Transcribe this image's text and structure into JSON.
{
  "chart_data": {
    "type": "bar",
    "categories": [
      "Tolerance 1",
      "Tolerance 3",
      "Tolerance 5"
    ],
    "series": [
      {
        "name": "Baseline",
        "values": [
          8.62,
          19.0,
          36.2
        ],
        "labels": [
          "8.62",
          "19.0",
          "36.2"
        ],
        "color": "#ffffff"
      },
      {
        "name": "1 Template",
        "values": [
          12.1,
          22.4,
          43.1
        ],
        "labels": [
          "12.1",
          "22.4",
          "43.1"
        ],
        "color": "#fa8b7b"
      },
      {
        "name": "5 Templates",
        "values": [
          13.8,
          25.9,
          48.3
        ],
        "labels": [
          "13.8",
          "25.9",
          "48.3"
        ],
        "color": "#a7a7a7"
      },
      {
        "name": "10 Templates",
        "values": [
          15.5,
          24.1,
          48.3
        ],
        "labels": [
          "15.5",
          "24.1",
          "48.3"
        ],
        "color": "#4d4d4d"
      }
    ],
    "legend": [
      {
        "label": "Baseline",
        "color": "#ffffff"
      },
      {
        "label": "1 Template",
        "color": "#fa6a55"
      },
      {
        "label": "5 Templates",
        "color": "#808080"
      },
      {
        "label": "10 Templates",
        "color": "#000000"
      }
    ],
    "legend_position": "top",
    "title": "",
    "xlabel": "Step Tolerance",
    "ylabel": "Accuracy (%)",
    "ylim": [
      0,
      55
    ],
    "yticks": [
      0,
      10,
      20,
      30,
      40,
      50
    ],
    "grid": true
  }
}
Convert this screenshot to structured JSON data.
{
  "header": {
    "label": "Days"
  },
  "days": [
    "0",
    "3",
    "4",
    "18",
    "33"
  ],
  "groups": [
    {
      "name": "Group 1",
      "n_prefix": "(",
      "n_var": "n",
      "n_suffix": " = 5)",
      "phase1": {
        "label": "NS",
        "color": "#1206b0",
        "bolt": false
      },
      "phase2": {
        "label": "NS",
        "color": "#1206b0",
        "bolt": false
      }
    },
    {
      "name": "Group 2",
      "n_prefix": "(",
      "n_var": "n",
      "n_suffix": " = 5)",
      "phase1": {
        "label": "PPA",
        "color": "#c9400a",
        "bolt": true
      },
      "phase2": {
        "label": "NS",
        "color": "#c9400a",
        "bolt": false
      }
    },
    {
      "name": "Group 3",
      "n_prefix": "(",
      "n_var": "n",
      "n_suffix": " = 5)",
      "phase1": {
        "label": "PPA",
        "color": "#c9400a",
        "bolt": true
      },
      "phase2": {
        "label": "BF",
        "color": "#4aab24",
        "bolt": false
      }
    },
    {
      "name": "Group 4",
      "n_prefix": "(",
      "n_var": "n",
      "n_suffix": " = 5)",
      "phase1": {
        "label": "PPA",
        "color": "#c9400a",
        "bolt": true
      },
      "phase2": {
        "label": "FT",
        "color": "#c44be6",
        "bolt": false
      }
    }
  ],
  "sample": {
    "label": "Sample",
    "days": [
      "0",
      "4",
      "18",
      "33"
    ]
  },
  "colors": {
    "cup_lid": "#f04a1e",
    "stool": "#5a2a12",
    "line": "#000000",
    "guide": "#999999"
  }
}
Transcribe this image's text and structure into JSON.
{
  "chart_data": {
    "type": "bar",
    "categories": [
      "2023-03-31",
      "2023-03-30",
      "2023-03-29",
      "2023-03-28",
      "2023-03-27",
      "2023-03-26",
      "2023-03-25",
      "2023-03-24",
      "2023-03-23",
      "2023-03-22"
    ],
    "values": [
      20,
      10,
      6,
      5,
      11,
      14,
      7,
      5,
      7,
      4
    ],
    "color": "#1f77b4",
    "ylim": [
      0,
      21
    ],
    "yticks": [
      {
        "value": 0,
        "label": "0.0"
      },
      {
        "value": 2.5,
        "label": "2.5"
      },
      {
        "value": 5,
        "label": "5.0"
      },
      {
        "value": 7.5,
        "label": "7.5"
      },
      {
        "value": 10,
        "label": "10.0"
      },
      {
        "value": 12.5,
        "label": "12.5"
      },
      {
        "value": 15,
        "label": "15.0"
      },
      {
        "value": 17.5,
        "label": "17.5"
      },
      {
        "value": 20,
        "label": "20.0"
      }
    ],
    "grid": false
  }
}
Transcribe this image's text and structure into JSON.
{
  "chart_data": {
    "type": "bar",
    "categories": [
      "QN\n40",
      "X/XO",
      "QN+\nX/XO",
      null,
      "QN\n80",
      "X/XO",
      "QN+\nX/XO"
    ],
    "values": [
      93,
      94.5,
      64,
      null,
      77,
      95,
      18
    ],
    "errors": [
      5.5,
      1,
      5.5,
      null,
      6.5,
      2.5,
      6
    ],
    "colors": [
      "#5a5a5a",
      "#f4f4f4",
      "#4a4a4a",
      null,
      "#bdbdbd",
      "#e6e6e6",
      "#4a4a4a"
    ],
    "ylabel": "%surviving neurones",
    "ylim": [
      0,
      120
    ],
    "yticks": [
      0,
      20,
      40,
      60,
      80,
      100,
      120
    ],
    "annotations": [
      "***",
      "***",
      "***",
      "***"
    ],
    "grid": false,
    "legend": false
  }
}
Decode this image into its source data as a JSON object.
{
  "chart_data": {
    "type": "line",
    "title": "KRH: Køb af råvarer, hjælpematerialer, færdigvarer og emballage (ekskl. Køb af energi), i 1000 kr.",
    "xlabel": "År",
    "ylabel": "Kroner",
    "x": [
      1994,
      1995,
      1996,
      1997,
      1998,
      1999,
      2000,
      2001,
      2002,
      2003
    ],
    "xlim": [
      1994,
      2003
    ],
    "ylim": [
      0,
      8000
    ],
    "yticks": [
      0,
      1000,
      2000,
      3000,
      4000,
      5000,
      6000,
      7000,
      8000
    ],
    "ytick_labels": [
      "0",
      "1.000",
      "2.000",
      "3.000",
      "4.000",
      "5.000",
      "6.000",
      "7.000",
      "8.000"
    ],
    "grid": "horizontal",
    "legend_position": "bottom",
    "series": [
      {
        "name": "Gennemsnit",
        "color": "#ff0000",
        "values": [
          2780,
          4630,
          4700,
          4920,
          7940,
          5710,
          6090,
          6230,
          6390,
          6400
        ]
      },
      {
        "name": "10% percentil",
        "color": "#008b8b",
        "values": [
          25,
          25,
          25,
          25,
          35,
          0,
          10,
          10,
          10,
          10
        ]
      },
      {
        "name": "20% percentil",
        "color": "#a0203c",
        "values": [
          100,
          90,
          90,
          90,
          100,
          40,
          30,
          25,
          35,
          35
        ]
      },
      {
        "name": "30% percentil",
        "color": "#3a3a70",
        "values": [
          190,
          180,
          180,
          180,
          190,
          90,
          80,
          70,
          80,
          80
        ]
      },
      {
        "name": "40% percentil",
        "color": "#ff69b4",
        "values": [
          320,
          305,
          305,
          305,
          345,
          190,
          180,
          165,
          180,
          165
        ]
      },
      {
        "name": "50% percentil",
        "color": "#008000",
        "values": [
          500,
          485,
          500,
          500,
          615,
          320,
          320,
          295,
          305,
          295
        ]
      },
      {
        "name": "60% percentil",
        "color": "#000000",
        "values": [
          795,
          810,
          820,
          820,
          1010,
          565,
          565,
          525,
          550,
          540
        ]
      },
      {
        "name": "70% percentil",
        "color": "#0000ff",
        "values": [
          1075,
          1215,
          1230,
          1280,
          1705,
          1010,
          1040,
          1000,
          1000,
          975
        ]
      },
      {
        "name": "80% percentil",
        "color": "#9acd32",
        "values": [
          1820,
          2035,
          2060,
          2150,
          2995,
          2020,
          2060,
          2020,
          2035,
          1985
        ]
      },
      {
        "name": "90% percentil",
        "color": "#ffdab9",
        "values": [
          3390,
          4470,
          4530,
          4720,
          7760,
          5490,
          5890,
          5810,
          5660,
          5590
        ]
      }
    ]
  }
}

——

**YOUR TASK:** Looking at the entries above, how many lines contain the word "percentil"? Answer with the number alone.

**PROBLEM SOLUTION:** 9